### Available records:
☆ ☆ ☆

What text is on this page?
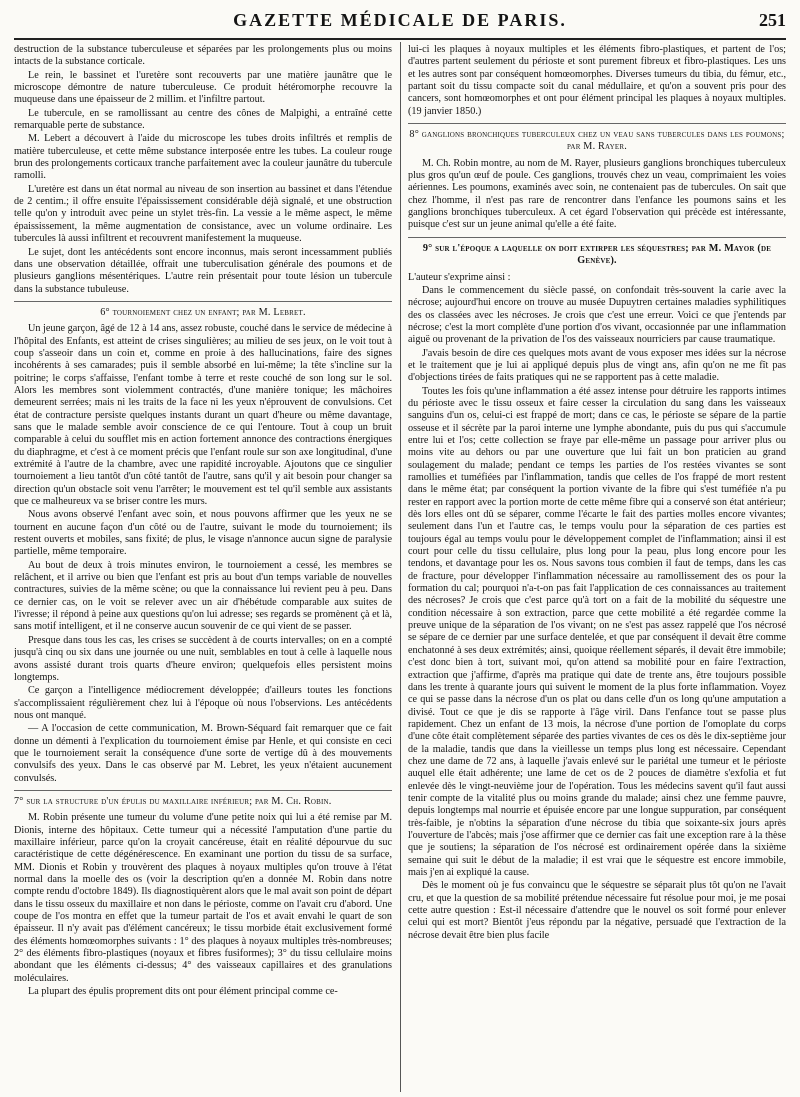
GAZETTE MÉDICALE DE PARIS.	251

destruction de la substance tuberculeuse et séparées par les prolongements plus ou moins intacts de la substance corticale.

Le rein, le bassinet et l'uretère sont recouverts par une matière jaunâtre que le microscope démontre de nature tuberculeuse. Ce produit hétéromorphe recouvre la muqueuse dans une épaisseur de 2 millim. et l'infiltre partout.

Le tubercule, en se ramollissant au centre des cônes de Malpighi, a entraîné cette remarquable perte de substance.

M. Lebert a découvert à l'aide du microscope les tubes droits infiltrés et remplis de matière tuberculeuse, et cette même substance interposée entre les tubes. La couleur rouge brun des prolongements corticaux tranche parfaitement avec la couleur jaunâtre du tubercule ramolli.

L'uretère est dans un état normal au niveau de son insertion au bassinet et dans l'étendue de 2 centim.; il offre ensuite l'épaississement considérable déjà signalé, et une obstruction telle qu'on y introduit avec peine un stylet très-fin. La vessie a le même aspect, le même épaississement, la même augmentation de consistance, avec un volume ordinaire. Les tubercules là aussi infiltrent et recouvrent manifestement la muqueuse.

Le sujet, dont les antécédents sont encore inconnus, mais seront incessamment publiés dans une observation détaillée, offrait une tuberculisation générale des poumons et de plusieurs ganglions mésentériques. L'autre rein présentait pour toute lésion un tubercule dans la substance tubuleuse.

6° tournoiement chez un enfant; par M. Lebret.

Un jeune garçon, âgé de 12 à 14 ans, assez robuste, couché dans le service de médecine à l'hôpital des Enfants, est atteint de crises singulières; au milieu de ses jeux, on le voit tout à coup s'asseoir dans un coin et, comme en proie à des hallucinations, faire des signes incohérents à ses camarades; puis il semble absorbé en lui-même; la tête s'incline sur la poitrine; le corps s'affaisse, l'enfant tombe à terre et reste couché de son long sur le sol. Alors les membres sont violemment contractés, d'une manière tonique; les mâchoires demeurent serrées; mais ni les traits de la face ni les yeux n'éprouvent de convulsions. Cet état de contracture persiste quelques instants durant un quart d'heure ou même davantage, sans que le malade semble avoir conscience de ce qui l'entoure. Tout à coup un bruit comparable à celui du soufflet mis en action fortement annonce des contractions énergiques du diaphragme, et c'est à ce moment précis que l'enfant roule sur son axe longitudinal, d'une extrémité à l'autre de la chambre, avec une rapidité incroyable. Ajoutons que ce singulier tournoiement a lieu tantôt d'un côté tantôt de l'autre, sans qu'il y ait besoin pour changer sa direction qu'un obstacle soit venu l'arrêter; le mouvement est tel qu'il semble aux assistants que ce malheureux va se briser contre les murs.

Nous avons observé l'enfant avec soin, et nous pouvons affirmer que les yeux ne se tournent en aucune façon d'un côté ou de l'autre, suivant le mode du tournoiement; ils restent ouverts et mobiles, sans fixité; de plus, le visage n'annonce aucun signe de paralysie partielle, même temporaire.

Au bout de deux à trois minutes environ, le tournoiement a cessé, les membres se relâchent, et il arrive ou bien que l'enfant est pris au bout d'un temps variable de nouvelles contractures, suivies de la même scène; ou que la connaissance lui revient peu à peu. Dans ce dernier cas, on le voit se relever avec un air d'hébétude comparable aux suites de l'ivresse; il répond à peine aux questions qu'on lui adresse; ses regards se promènent çà et là, sans motif intelligent, et il ne conserve aucun souvenir de ce qui vient de se passer.

Presque dans tous les cas, les crises se succèdent à de courts intervalles; on en a compté jusqu'à cinq ou six dans une journée ou une nuit, semblables en tout à celle à laquelle nous avons assisté durant trois quarts d'heure environ; quelquefois elles persistent moins longtemps.

Ce garçon a l'intelligence médiocrement développée; d'ailleurs toutes les fonctions s'accomplissaient régulièrement chez lui à l'époque où nous l'observions. Les antécédents nous ont manqué.

— A l'occasion de cette communication, M. Brown-Séquard fait remarquer que ce fait donne un démenti à l'explication du tournoiement émise par Henle, et qui consiste en ceci que le tournoiement serait la conséquence d'une sorte de vertige dû à des mouvements convulsifs des yeux. Dans le cas observé par M. Lebret, les yeux n'étaient aucunement convulsés.

7° sur la structure d'un épulis du maxillaire inférieur; par M. Ch. Robin.

M. Robin présente une tumeur du volume d'une petite noix qui lui a été remise par M. Dionis, interne des hôpitaux. Cette tumeur qui a nécessité l'amputation d'une partie du maxillaire inférieur, parce qu'on la croyait cancéreuse, était en réalité dépourvue du suc caractéristique de cette dégénérescence. En examinant une portion du tissu de sa surface, MM. Dionis et Robin y trouvèrent des plaques à noyaux multiples qu'on trouve à l'état normal dans la moelle des os (voir la description qu'en a donnée M. Robin dans notre compte rendu d'octobre 1849). Ils diagnostiquèrent alors que le mal avait son point de départ dans le tissu osseux du maxillaire et non dans le périoste, comme on l'avait cru d'abord. Une coupe de l'os montra en effet que la tumeur partait de l'os et avait envahi le quart de son épaisseur. Il n'y avait pas d'élément cancéreux; le tissu morbide était exclusivement formé des éléments homœomorphes suivants : 1° des plaques à noyaux multiples très-nombreuses; 2° des éléments fibro-plastiques (noyaux et fibres fusiformes); 3° du tissu cellulaire moins abondant que les éléments ci-dessus; 4° des vaisseaux capillaires et des granulations moléculaires.

La plupart des épulis proprement dits ont pour élément principal comme ce-

lui-ci les plaques à noyaux multiples et les éléments fibro-plastiques, et partent de l'os; d'autres partent seulement du périoste et sont purement fibreux et fibro-plastiques. Les uns et les autres sont par conséquent homœomorphes. Diverses tumeurs du tibia, du fémur, etc., partant soit du tissu compacte soit du canal médullaire, et qu'on a souvent pris pour des cancers, sont homœomorphes et ont pour élément principal les plaques à noyaux multiples. (19 janvier 1850.)

8° ganglions bronchiques tuberculeux chez un veau sans tubercules dans les poumons; par M. Rayer.

M. Ch. Robin montre, au nom de M. Rayer, plusieurs ganglions bronchiques tuberculeux plus gros qu'un œuf de poule. Ces ganglions, trouvés chez un veau, comprimaient les voies aériennes. Les poumons, examinés avec soin, ne contenaient pas de tubercules. On sait que chez l'homme, il n'est pas rare de rencontrer dans l'enfance les poumons sains et les ganglions bronchiques tuberculeux. A cet égard l'observation qui précède est intéressante, puisque c'est sur un jeune animal qu'elle a été faite.

9° sur l'époque a laquelle on doit extirper les séquestres; par M. Mayor (de Genève).

L'auteur s'exprime ainsi :

Dans le commencement du siècle passé, on confondait très-souvent la carie avec la nécrose; aujourd'hui encore on trouve au musée Dupuytren certaines maladies syphilitiques des os classées avec les nécroses. Je crois que c'est une erreur. Voici ce que j'entends par nécrose; c'est la mort complète d'une portion d'os vivant, occasionnée par une inflammation aiguë ou provenant de la privation de l'os des vaisseaux nourriciers par cause traumatique.

J'avais besoin de dire ces quelques mots avant de vous exposer mes idées sur la nécrose et le traitement que je lui ai appliqué depuis plus de vingt ans, afin qu'on ne me fît pas d'objections tirées de faits pratiques qui ne se rapportent pas à cette maladie.

Toutes les fois qu'une inflammation a été assez intense pour détruire les rapports intimes du périoste avec le tissu osseux et faire cesser la circulation du sang dans les vaisseaux sanguins d'un os, celui-ci est frappé de mort; dans ce cas, le périoste se sépare de la partie osseuse et il sécrète par la paroi interne une lymphe abondante, puis du pus qui s'accumule entre lui et l'os; cette collection se fraye par elle-même un passage pour arriver plus ou moins vite au dehors ou par une ouverture que lui fait un bon praticien au grand soulagement du malade; pendant ce temps les parties de l'os restées vivantes se sont ramollies et tuméfiées par l'inflammation, tandis que celles de l'os frappé de mort restent dans le même état; par conséquent la portion vivante de la fibre qui s'est tuméfiée n'a pu rester en rapport avec la portion morte de cette même fibre qui a conservé son état antérieur; dès lors elles ont dû se séparer, comme l'écarte le fait des parties molles encore vivantes; seulement dans l'un et l'autre cas, le temps voulu pour la séparation de ces parties est toujours égal au temps voulu pour le développement complet de l'inflammation; ainsi il est court pour celle du tissu cellulaire, plus long pour la peau, plus long encore pour les tendons, et davantage pour les os. Nous savons tous combien il faut de temps, dans les cas de fracture, pour développer l'inflammation nécessaire au ramollissement des os pour la formation du cal; pourquoi n'a-t-on pas fait l'application de ces connaissances au traitement des nécroses? Je crois que c'est parce qu'à tort on a fait de la mobilité du séquestre une condition nécessaire à son extraction, parce que cette mobilité a été regardée comme la preuve unique de la séparation de l'os vivant; on ne s'est pas assez rappelé que l'os nécrosé se sépare de ce dernier par une surface dentelée, et que par conséquent il devait être comme enchatonné à ses deux extrémités; ainsi, quoique réellement séparés, il devait être immobile; c'est donc bien à tort, suivant moi, qu'on attend sa mobilité pour en faire l'extraction, extraction que j'affirme, d'après ma pratique qui date de trente ans, être toujours possible dans les trente à quarante jours qui suivent le moment de la plus forte inflammation. Voyez ce qui se passe dans la nécrose d'un os plat ou dans celle d'un os long qu'une amputation a divisé. Tout ce que je dis se rapporte à l'âge viril. Dans l'enfance tout se passe plus rapidement. Chez un enfant de 13 mois, la nécrose d'une portion de l'omoplate du corps d'une côte était complètement séparée des parties vivantes de ces os dès le dix-septième jour de la maladie, tandis que dans la vieillesse un temps plus long est nécessaire. Cependant chez une dame de 72 ans, à laquelle j'avais enlevé sur le pariétal une tumeur et le périoste auquel elle était adhérente; une lame de cet os de 2 pouces de diamètre s'exfolia et fut enlevée dès le vingt-neuvième jour de l'opération. Tous les médecins savent qu'il faut aussi tenir compte de la vitalité plus ou moins grande du malade; ainsi chez une femme pauvre, depuis longtemps mal nourrie et épuisée encore par une longue suppuration, par conséquent très-faible, je n'obtins la séparation d'une nécrose du tibia que soixante-six jours après l'ouverture de l'abcès; mais j'ose affirmer que ce dernier cas fait une exception rare à la thèse que je soutiens; la séparation de l'os nécrosé est ordinairement opérée dans la sixième semaine qui suit le début de la maladie; il est vrai que le séquestre est encore immobile, mais j'en ai expliqué la cause.

Dès le moment où je fus convaincu que le séquestre se séparait plus tôt qu'on ne l'avait cru, et que la question de sa mobilité prétendue nécessaire fut résolue pour moi, je me posai cette autre question : Est-il nécessaire d'attendre que le nouvel os soit formé pour enlever celui qui est mort? Bientôt j'eus répondu par la négative, persuadé que l'extraction de la nécrose devait être bien plus facile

☆ ☆ ☆

### Stated task:
In the material above, how many lines hold the word "plusieurs"? Say only the number.

### Exercise response:
2